Start of PROVIDED DATA

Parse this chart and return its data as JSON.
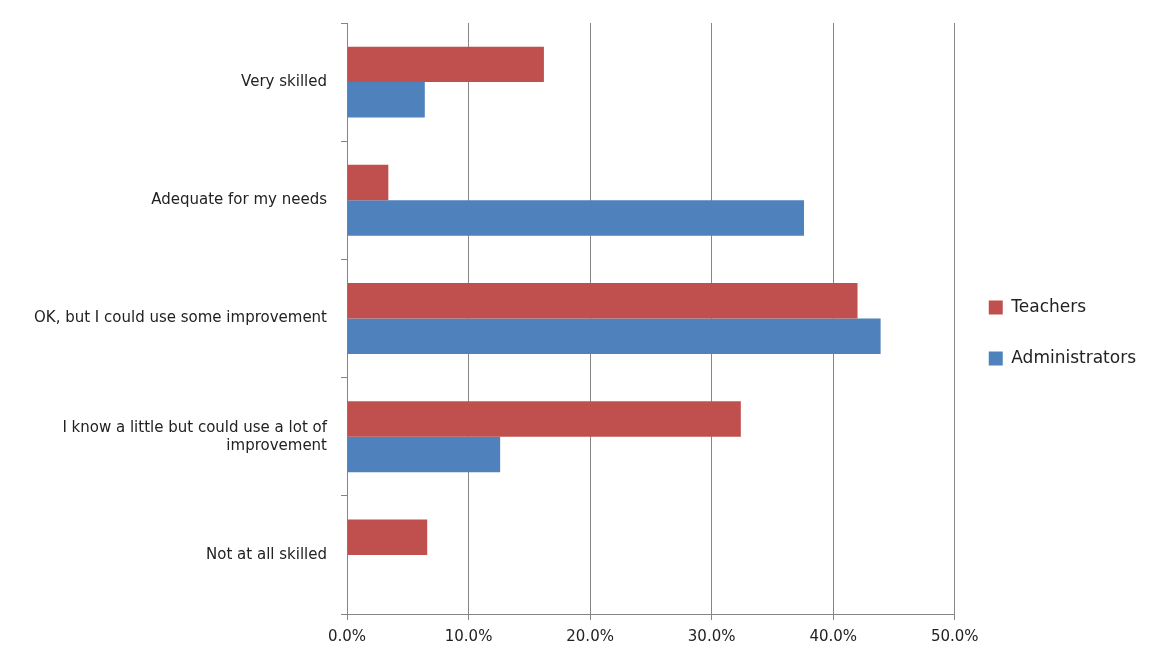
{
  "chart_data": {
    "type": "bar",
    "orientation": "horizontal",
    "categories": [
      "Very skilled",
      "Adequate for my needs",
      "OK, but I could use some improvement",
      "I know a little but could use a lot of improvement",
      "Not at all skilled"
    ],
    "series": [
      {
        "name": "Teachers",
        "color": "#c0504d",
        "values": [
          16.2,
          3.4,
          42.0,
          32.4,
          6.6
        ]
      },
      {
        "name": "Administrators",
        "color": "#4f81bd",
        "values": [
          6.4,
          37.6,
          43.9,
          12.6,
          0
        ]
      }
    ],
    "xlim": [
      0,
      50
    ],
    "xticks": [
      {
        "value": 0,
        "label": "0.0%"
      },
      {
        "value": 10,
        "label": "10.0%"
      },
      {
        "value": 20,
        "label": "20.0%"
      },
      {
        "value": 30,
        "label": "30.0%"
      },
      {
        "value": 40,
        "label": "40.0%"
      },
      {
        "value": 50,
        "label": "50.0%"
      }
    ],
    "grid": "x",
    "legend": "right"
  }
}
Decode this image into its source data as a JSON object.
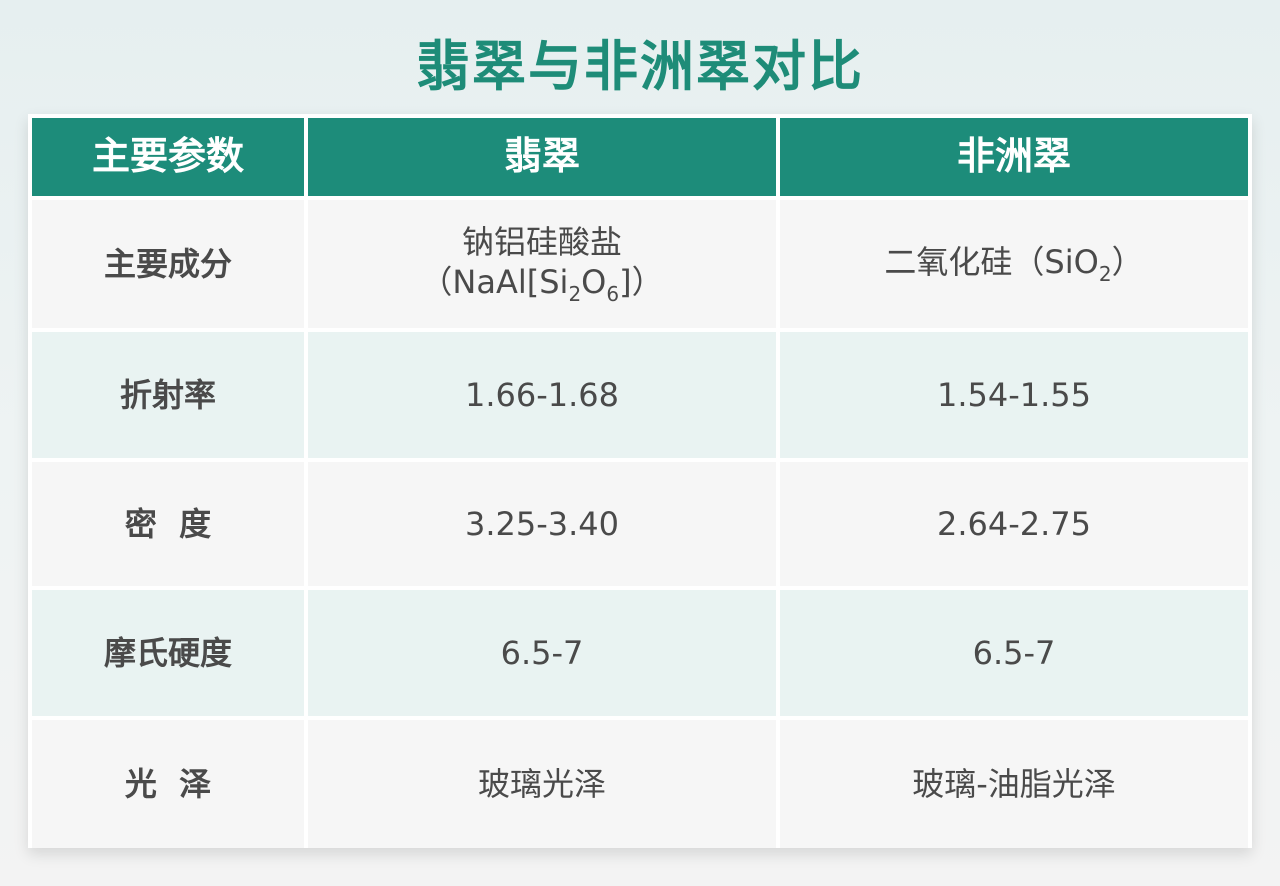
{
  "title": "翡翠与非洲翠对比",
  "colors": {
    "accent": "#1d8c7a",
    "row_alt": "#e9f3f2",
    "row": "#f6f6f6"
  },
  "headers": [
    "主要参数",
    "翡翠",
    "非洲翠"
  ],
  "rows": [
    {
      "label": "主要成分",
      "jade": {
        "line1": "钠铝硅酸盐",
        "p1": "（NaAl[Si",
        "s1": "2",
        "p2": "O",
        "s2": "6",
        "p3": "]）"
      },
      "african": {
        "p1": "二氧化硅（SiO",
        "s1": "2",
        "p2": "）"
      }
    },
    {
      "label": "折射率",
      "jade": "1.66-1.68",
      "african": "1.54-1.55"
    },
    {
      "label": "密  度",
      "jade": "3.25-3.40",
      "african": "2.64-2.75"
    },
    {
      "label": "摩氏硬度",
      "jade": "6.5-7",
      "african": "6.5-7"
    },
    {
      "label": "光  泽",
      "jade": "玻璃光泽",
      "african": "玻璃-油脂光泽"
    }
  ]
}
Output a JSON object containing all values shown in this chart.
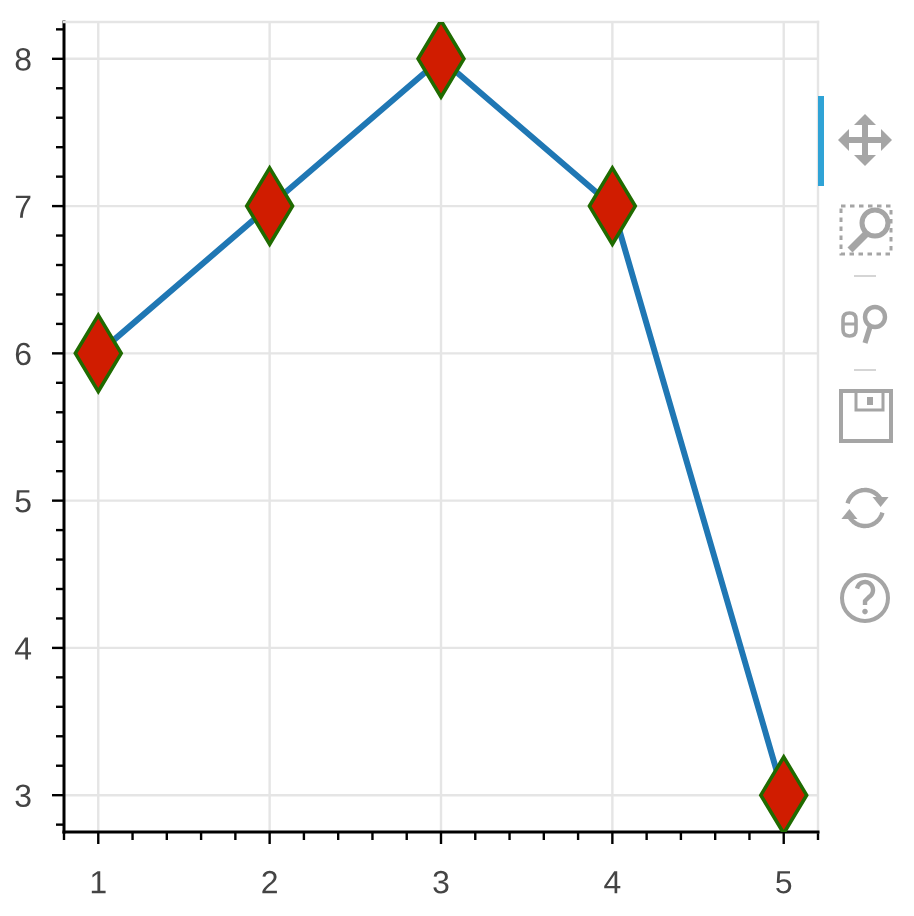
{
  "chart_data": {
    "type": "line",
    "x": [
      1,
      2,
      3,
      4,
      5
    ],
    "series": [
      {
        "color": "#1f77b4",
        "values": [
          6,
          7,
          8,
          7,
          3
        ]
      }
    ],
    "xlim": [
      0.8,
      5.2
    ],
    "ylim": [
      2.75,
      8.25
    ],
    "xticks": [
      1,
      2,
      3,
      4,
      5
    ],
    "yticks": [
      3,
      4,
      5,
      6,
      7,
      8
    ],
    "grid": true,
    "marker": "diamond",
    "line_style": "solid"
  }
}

End of PROVIDED DATA

• PROBLEM TO WORK ON
Report how many lines of the data hold the string "name"; give only the number.

• WRITTEN REPLY
2